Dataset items
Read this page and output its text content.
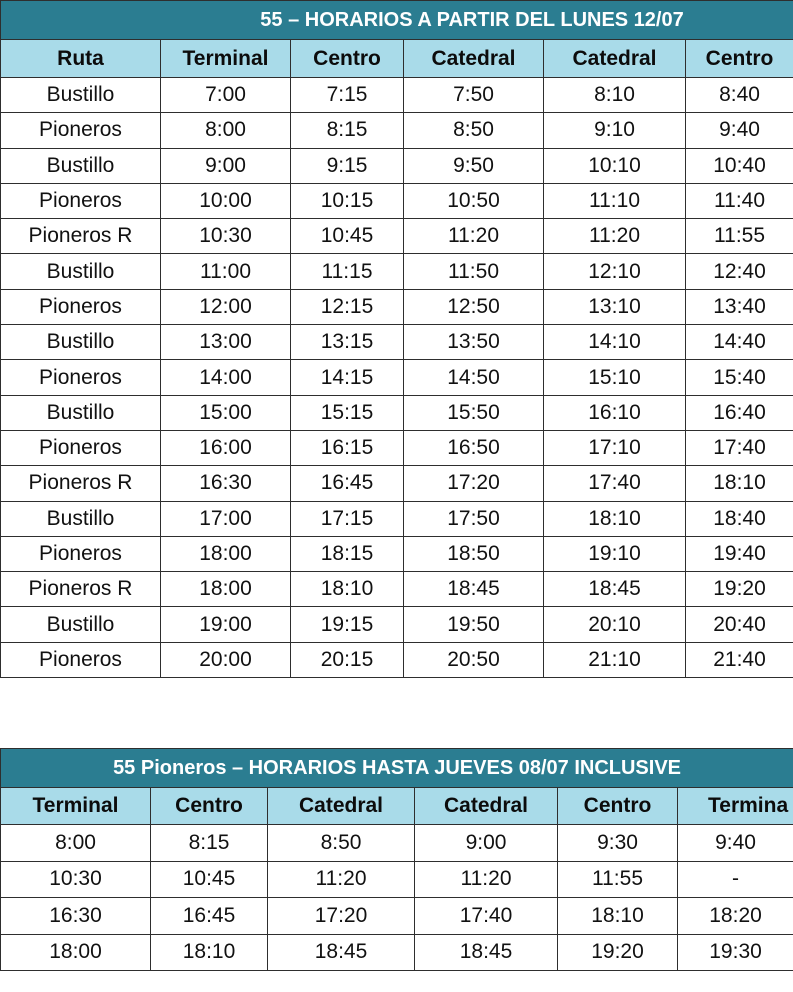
55 – HORARIOS A PARTIR DEL LUNES 12/07					
Ruta	Terminal	Centro	Catedral	Catedral	Centro
Bustillo	7:00	7:15	7:50	8:10	8:40
Pioneros	8:00	8:15	8:50	9:10	9:40
Bustillo	9:00	9:15	9:50	10:10	10:40
Pioneros	10:00	10:15	10:50	11:10	11:40
Pioneros R	10:30	10:45	11:20	11:20	11:55
Bustillo	11:00	11:15	11:50	12:10	12:40
Pioneros	12:00	12:15	12:50	13:10	13:40
Bustillo	13:00	13:15	13:50	14:10	14:40
Pioneros	14:00	14:15	14:50	15:10	15:40
Bustillo	15:00	15:15	15:50	16:10	16:40
Pioneros	16:00	16:15	16:50	17:10	17:40
Pioneros R	16:30	16:45	17:20	17:40	18:10
Bustillo	17:00	17:15	17:50	18:10	18:40
Pioneros	18:00	18:15	18:50	19:10	19:40
Pioneros R	18:00	18:10	18:45	18:45	19:20
Bustillo	19:00	19:15	19:50	20:10	20:40
Pioneros	20:00	20:15	20:50	21:10	21:40
55 Pioneros – HORARIOS HASTA JUEVES 08/07 INCLUSIVE					
Terminal	Centro	Catedral	Catedral	Centro	Termina
8:00	8:15	8:50	9:00	9:30	9:40
10:30	10:45	11:20	11:20	11:55	-
16:30	16:45	17:20	17:40	18:10	18:20
18:00	18:10	18:45	18:45	19:20	19:30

The request: Gather and copy every line of the data in which the string "Terminal" is found.

Complete answer:
Ruta	Terminal	Centro	Catedral	Catedral	Centro
Terminal	Centro	Catedral	Catedral	Centro	Termina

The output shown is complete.